Task requirements: Gather up the lines that contain "Klinik".

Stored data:
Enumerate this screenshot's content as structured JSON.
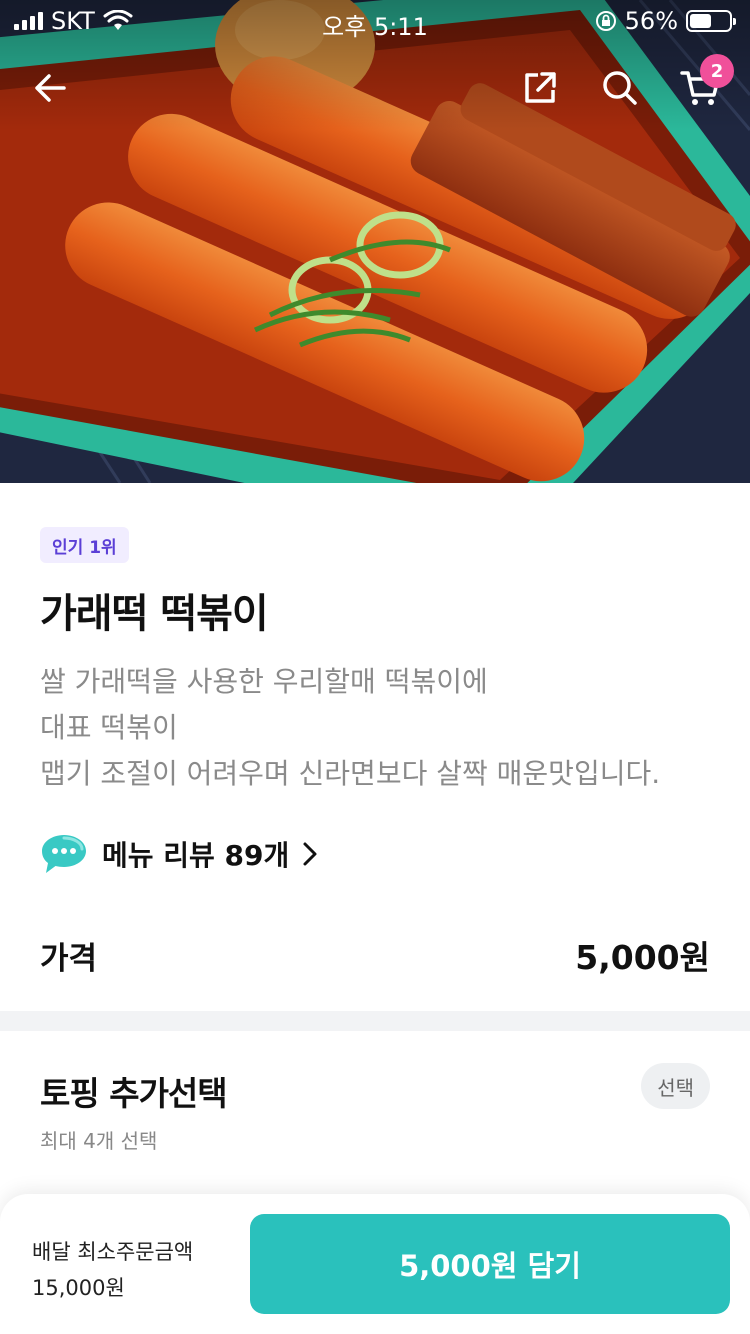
{
  "status_bar": {
    "carrier": "SKT",
    "time": "오후 5:11",
    "battery_percent": "56%",
    "battery_level": 0.56
  },
  "nav": {
    "back_icon": "arrow-left-icon",
    "share_icon": "share-icon",
    "search_icon": "search-icon",
    "cart_icon": "cart-icon",
    "cart_count": "2"
  },
  "menu": {
    "badge": "인기 1위",
    "name": "가래떡 떡볶이",
    "description": [
      "쌀 가래떡을 사용한 우리할매 떡볶이에",
      "대표 떡볶이",
      "맵기 조절이 어려우며 신라면보다 살짝 매운맛입니다."
    ],
    "review_label": "메뉴 리뷰 89개",
    "price_label": "가격",
    "price_value": "5,000원"
  },
  "topping": {
    "title": "토핑 추가선택",
    "subtitle": "최대 4개 선택",
    "chip": "선택"
  },
  "bottom_bar": {
    "min_order_label": "배달 최소주문금액",
    "min_order_value": "15,000원",
    "cta_label": "5,000원 담기"
  },
  "colors": {
    "accent": "#2ac1bc",
    "badge_bg": "#f1edff",
    "badge_text": "#5b3fd6",
    "cart_badge": "#f0509a"
  }
}
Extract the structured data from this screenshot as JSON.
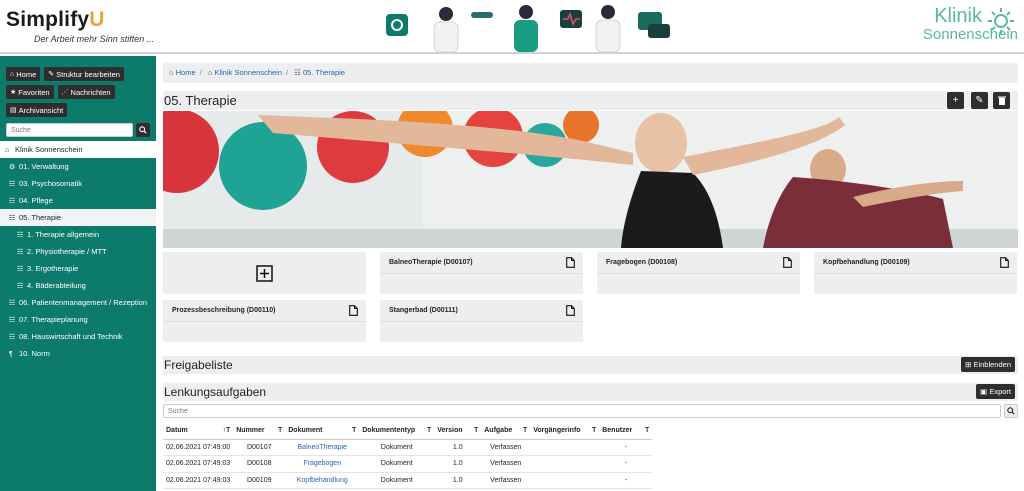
{
  "header": {
    "brand_main": "Simplify",
    "brand_u": "U",
    "brand_tagline": "Der Arbeit mehr Sinn stiften ...",
    "clinic_line1": "Klinik",
    "clinic_line2": "Sonnenschein"
  },
  "sidebar": {
    "buttons": [
      {
        "label": "Home",
        "icon": "home-icon"
      },
      {
        "label": "Struktur bearbeiten",
        "icon": "pencil-icon"
      },
      {
        "label": "Favoriten",
        "icon": "star-icon"
      },
      {
        "label": "Nachrichten",
        "icon": "rss-icon"
      },
      {
        "label": "Archivansicht",
        "icon": "archive-icon"
      }
    ],
    "search_placeholder": "Suche",
    "items": [
      {
        "label": "Klinik Sonnenschein"
      },
      {
        "label": "01. Verwaltung"
      },
      {
        "label": "03. Psychosomatik"
      },
      {
        "label": "04. Pflege"
      },
      {
        "label": "05. Therapie"
      },
      {
        "label": "1. Therapie allgemein"
      },
      {
        "label": "2. Physiotherapie / MTT"
      },
      {
        "label": "3. Ergotherapie"
      },
      {
        "label": "4. Bäderabteilung"
      },
      {
        "label": "06. Patientenmanagement / Rezeption"
      },
      {
        "label": "07. Therapieplanung"
      },
      {
        "label": "08. Hauswirtschaft und Technik"
      },
      {
        "label": "10. Norm"
      }
    ]
  },
  "breadcrumb": {
    "home": "Home",
    "clinic": "Klinik Sonnenschein",
    "current": "05. Therapie"
  },
  "page": {
    "title": "05. Therapie"
  },
  "documents": [
    {
      "title": "BalneoTherapie (D00107)"
    },
    {
      "title": "Fragebogen (D00108)"
    },
    {
      "title": "Kopfbehandlung (D00109)"
    },
    {
      "title": "Prozessbeschreibung (D00110)"
    },
    {
      "title": "Stangerbad (D00111)"
    }
  ],
  "freigabe": {
    "title": "Freigabeliste",
    "button": "Einblenden"
  },
  "lenkung": {
    "title": "Lenkungsaufgaben",
    "button": "Export",
    "search_placeholder": "Suche",
    "columns": [
      "Datum",
      "Nummer",
      "Dokument",
      "Dokumententyp",
      "Version",
      "Aufgabe",
      "Vorgängerinfo",
      "Benutzer"
    ],
    "rows": [
      {
        "datum": "02.06.2021 07:49:00",
        "nummer": "D00107",
        "dokument": "BalneoTherapie",
        "typ": "Dokument",
        "version": "1.0",
        "aufgabe": "Verfassen",
        "vorgaenger": "",
        "benutzer": "-"
      },
      {
        "datum": "02.06.2021 07:49:03",
        "nummer": "D00108",
        "dokument": "Fragebogen",
        "typ": "Dokument",
        "version": "1.0",
        "aufgabe": "Verfassen",
        "vorgaenger": "",
        "benutzer": "-"
      },
      {
        "datum": "02.06.2021 07:49:03",
        "nummer": "D00109",
        "dokument": "Kopfbehandlung",
        "typ": "Dokument",
        "version": "1.0",
        "aufgabe": "Verfassen",
        "vorgaenger": "",
        "benutzer": "-"
      }
    ]
  },
  "colors": {
    "sidebar": "#0c7b6c",
    "accent": "#5bb89a",
    "brand_u": "#e8a33b",
    "link": "#2a64b5",
    "button_dark": "#2e2e2e"
  }
}
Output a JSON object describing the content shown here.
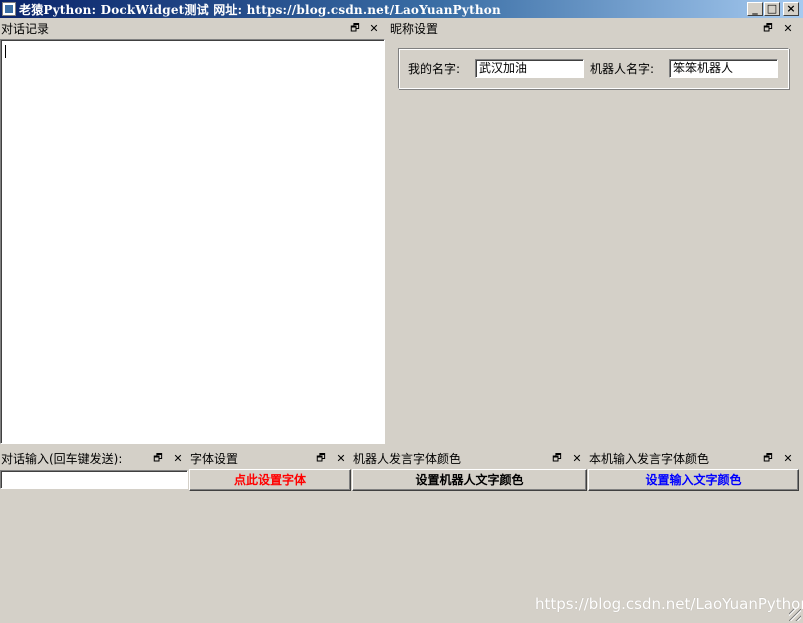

Written reply:
    "clinic_line1": "Klinik",
        "label": "Klinik Sonnenschein"
    "clinic": "Klinik Sonnenschein",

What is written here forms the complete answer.